Action item => Below are the records; copy each line in which "días" can be found.
################
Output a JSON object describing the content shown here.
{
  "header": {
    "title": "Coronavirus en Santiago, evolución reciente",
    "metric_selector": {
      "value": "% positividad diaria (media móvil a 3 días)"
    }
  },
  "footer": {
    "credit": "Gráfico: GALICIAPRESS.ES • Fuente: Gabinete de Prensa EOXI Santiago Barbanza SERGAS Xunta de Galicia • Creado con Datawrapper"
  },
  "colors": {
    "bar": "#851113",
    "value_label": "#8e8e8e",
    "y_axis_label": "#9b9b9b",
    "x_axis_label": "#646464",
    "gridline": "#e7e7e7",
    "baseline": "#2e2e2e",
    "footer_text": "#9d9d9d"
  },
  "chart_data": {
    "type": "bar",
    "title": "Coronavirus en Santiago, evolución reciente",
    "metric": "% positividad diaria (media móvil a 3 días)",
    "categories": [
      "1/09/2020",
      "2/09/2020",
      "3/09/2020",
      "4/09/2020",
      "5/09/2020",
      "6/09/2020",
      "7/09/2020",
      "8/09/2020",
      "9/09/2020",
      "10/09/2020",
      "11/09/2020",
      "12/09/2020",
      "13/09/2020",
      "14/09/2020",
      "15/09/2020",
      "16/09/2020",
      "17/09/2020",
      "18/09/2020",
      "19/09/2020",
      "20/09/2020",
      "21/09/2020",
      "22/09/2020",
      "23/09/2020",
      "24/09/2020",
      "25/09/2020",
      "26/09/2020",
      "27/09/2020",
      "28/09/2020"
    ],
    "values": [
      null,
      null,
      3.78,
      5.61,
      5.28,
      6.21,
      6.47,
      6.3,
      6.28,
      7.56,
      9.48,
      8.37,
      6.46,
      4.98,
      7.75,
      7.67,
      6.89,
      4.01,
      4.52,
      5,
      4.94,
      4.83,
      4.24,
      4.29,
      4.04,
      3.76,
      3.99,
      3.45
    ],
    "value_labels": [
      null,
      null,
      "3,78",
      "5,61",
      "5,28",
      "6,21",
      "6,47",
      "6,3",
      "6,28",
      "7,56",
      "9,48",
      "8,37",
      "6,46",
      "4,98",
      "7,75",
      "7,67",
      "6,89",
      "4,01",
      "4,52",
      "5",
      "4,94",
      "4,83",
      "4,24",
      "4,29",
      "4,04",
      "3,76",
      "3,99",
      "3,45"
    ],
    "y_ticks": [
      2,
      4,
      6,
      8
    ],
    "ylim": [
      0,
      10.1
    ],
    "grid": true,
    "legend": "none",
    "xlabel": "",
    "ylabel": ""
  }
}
################
Problem solution =>
      "value": "% positividad diaria (media móvil a 3 días)"
    "metric": "% positividad diaria (media móvil a 3 días)",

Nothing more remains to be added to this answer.